→ Work instructions
Without changing a single word, output each entry.

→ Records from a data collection
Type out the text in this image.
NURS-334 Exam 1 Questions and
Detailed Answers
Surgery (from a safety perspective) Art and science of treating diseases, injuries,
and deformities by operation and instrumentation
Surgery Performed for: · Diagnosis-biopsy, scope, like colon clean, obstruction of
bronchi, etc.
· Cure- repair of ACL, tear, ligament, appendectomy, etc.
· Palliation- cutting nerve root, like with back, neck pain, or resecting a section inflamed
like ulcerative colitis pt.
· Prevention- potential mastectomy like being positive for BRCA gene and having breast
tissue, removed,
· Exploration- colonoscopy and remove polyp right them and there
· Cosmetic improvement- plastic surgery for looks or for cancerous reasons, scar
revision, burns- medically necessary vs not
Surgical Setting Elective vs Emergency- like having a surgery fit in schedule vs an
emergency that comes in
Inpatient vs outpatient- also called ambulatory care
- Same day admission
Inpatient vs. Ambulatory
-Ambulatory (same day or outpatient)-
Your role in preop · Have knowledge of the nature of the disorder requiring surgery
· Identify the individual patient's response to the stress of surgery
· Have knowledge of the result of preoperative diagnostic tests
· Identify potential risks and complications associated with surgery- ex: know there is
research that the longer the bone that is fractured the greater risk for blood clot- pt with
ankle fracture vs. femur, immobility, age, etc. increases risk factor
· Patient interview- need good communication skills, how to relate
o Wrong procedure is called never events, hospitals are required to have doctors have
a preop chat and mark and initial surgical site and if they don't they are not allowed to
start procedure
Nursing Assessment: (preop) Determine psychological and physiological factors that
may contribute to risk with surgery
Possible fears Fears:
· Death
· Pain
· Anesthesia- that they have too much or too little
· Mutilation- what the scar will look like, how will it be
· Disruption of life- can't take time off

→ Problem solution
Type out the text in this image.
NURS-334 Exam 1 Questions and
Detailed Answers
Surgery (from a safety perspective) Art and science of treating diseases, injuries,
and deformities by operation and instrumentation
Surgery Performed for: · Diagnosis-biopsy, scope, like colon clean, obstruction of
bronchi, etc.
· Cure- repair of ACL, tear, ligament, appendectomy, etc.
· Palliation- cutting nerve root, like with back, neck pain, or resecting a section inflamed
like ulcerative colitis pt.
· Prevention- potential mastectomy like being positive for BRCA gene and having breast
tissue, removed,
· Exploration- colonoscopy and remove polyp right them and there
· Cosmetic improvement- plastic surgery for looks or for cancerous reasons, scar
revision, burns- medically necessary vs not
Surgical Setting Elective vs Emergency- like having a surgery fit in schedule vs an
emergency that comes in
Inpatient vs outpatient- also called ambulatory care
- Same day admission
Inpatient vs. Ambulatory
-Ambulatory (same day or outpatient)-
Your role in preop · Have knowledge of the nature of the disorder requiring surgery
· Identify the individual patient's response to the stress of surgery
· Have knowledge of the result of preoperative diagnostic tests
· Identify potential risks and complications associated with surgery- ex: know there is
research that the longer the bone that is fractured the greater risk for blood clot- pt with
ankle fracture vs. femur, immobility, age, etc. increases risk factor
· Patient interview- need good communication skills, how to relate
o Wrong procedure is called never events, hospitals are required to have doctors have
a preop chat and mark and initial surgical site and if they don't they are not allowed to
start procedure
Nursing Assessment: (preop) Determine psychological and physiological factors that
may contribute to risk with surgery
Possible fears Fears:
· Death
· Pain
· Anesthesia- that they have too much or too little
· Mutilation- what the scar will look like, how will it be
· Disruption of life- can't take time off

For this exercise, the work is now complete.